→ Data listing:
* Begin *

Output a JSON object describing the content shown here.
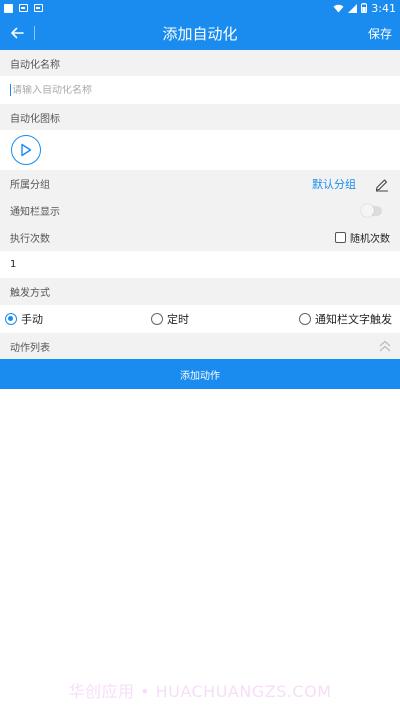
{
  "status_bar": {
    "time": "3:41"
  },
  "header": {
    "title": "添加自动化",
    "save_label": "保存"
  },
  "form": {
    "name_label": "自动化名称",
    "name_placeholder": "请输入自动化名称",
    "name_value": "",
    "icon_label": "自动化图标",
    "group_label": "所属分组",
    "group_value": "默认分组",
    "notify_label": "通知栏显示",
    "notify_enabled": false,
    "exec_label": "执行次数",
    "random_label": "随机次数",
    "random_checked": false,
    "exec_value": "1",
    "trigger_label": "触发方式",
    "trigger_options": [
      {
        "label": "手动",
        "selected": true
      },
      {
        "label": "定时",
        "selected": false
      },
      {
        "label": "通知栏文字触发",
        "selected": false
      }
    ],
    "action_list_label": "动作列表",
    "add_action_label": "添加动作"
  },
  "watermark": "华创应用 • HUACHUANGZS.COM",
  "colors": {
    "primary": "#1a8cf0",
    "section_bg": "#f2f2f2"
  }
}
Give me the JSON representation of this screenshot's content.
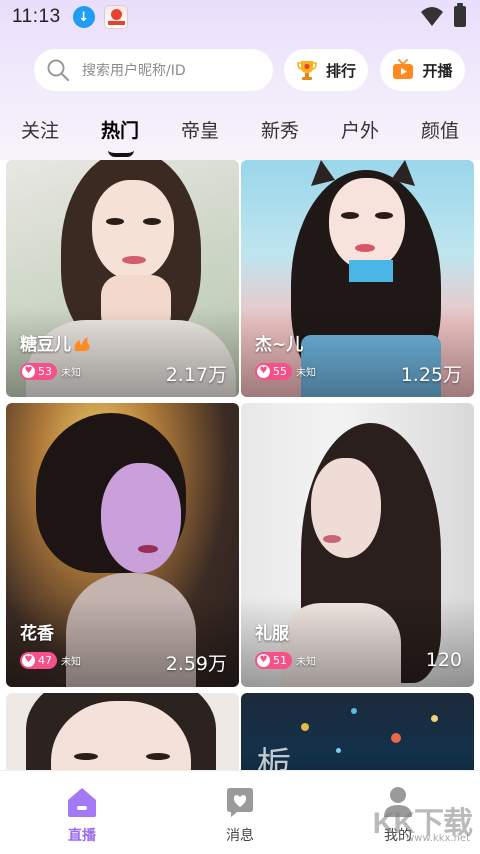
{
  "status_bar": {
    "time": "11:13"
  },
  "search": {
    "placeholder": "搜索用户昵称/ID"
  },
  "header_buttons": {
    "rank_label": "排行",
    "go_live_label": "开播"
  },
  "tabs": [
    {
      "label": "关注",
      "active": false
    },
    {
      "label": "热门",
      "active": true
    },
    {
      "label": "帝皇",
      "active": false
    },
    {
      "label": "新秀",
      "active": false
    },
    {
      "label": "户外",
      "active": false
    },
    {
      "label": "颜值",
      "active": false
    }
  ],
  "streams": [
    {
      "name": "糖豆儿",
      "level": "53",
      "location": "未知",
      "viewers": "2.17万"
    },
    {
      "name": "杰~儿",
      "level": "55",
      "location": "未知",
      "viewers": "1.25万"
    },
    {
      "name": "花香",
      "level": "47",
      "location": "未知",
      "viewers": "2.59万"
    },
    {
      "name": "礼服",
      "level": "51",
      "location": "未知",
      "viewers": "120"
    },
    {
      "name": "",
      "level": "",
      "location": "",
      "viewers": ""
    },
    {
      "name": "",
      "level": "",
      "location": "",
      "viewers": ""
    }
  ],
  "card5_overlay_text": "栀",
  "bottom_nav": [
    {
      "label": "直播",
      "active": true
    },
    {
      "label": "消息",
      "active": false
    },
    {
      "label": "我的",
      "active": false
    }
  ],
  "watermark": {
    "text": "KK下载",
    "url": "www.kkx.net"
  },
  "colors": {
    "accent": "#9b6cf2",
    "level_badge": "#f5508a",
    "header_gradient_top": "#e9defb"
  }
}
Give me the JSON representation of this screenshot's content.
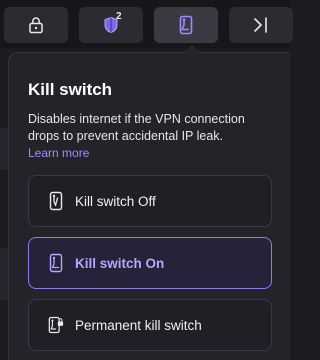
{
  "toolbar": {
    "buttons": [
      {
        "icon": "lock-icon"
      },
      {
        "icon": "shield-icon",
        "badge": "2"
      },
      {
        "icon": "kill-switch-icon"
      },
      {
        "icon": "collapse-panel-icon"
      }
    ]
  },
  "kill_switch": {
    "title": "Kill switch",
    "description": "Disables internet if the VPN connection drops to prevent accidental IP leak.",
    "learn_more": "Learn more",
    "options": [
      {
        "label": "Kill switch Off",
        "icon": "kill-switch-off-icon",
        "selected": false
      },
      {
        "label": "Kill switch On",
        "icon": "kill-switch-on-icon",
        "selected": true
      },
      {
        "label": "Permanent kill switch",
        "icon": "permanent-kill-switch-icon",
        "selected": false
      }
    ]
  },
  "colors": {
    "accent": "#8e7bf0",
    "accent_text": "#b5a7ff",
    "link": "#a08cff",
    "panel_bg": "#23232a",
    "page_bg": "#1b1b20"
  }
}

* End *
* Begin *

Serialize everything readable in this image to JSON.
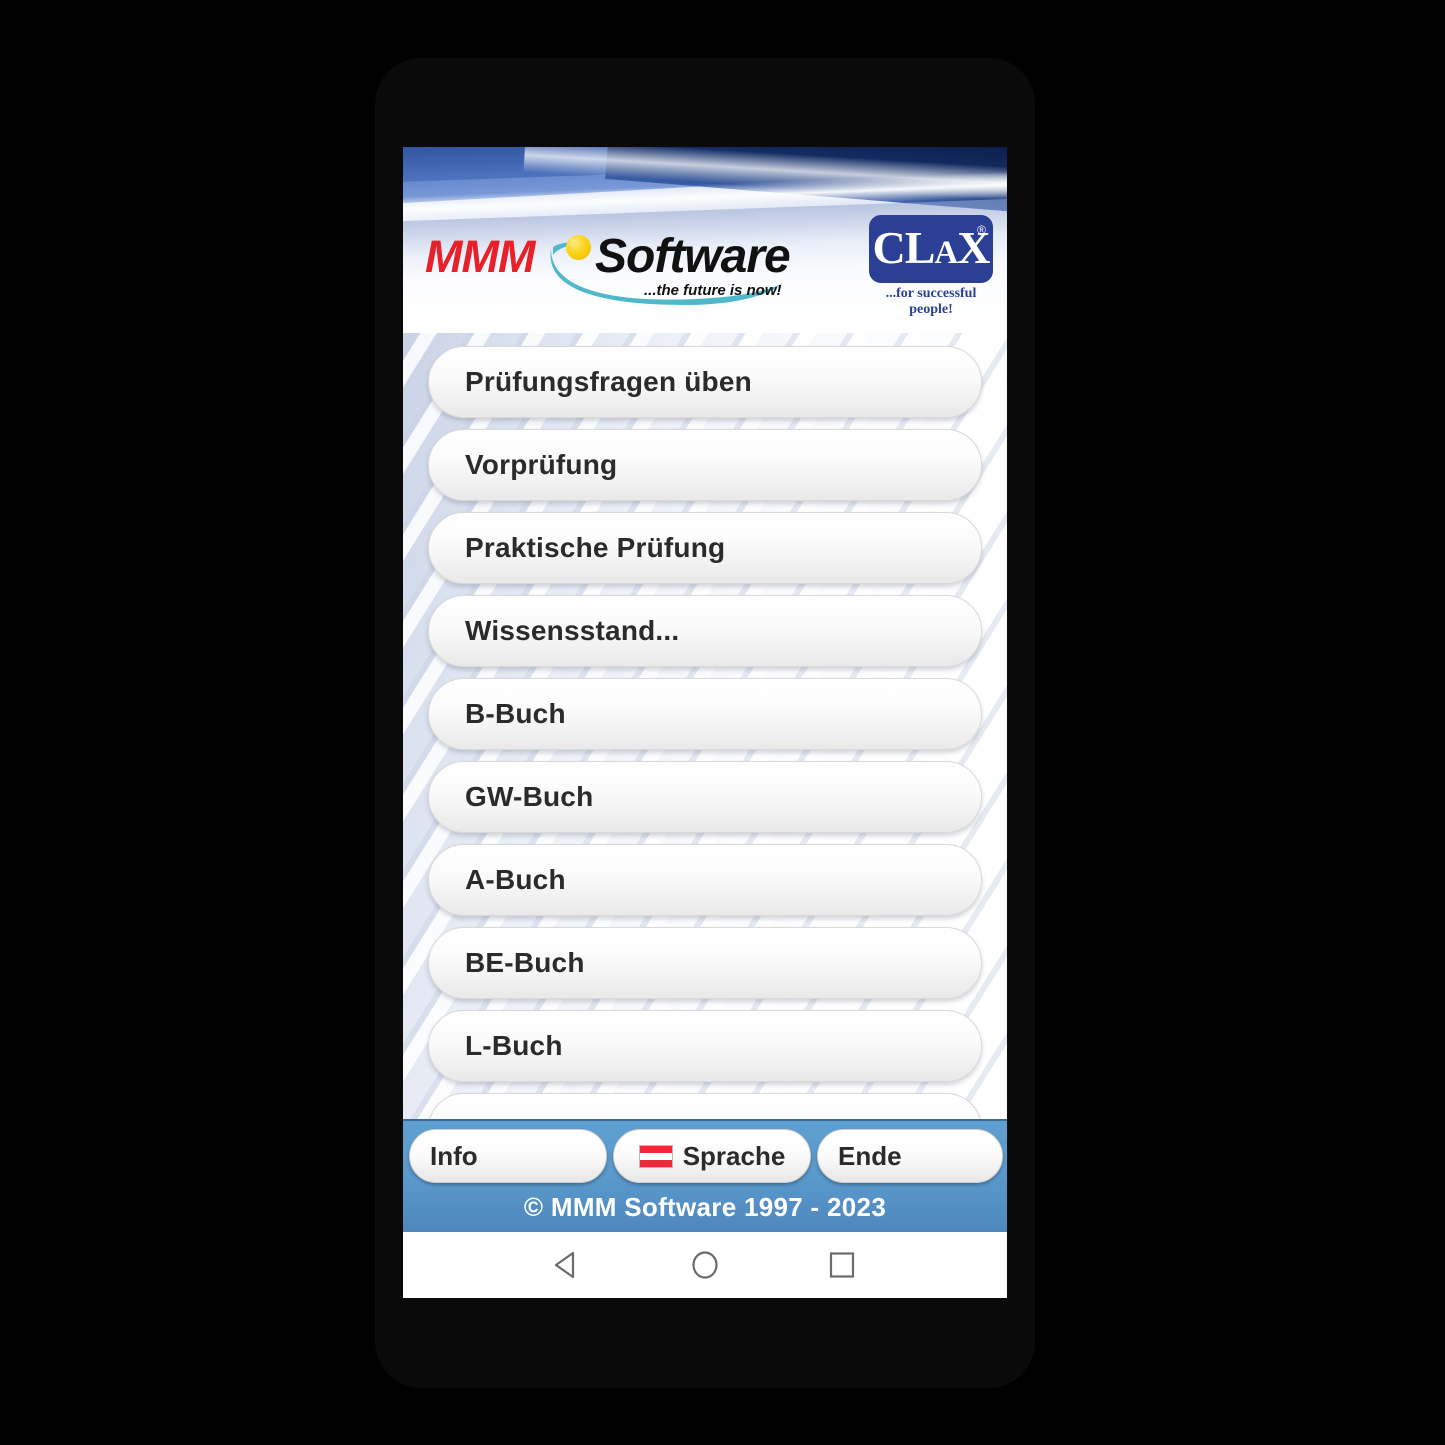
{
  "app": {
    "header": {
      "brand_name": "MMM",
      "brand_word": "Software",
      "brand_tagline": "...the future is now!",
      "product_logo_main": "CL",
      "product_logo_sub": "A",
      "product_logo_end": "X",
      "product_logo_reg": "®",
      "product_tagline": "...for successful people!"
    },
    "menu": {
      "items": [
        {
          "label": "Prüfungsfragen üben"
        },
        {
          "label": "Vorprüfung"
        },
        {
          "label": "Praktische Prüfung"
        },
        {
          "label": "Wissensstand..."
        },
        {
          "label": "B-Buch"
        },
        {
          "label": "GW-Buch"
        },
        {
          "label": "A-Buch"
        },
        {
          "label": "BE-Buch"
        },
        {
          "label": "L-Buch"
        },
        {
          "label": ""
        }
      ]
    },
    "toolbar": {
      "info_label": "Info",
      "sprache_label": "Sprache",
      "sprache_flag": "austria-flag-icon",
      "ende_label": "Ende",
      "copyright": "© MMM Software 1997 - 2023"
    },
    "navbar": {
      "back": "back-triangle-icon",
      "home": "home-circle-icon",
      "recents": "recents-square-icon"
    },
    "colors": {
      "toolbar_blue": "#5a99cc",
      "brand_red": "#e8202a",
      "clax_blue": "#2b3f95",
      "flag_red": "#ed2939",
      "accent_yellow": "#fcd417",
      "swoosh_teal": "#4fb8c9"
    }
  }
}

* End *

Filter the listing for the word "Buch" and copy every line that holds it.

          "label": "B-Buch"
          "label": "GW-Buch"
          "label": "A-Buch"
          "label": "BE-Buch"
          "label": "L-Buch"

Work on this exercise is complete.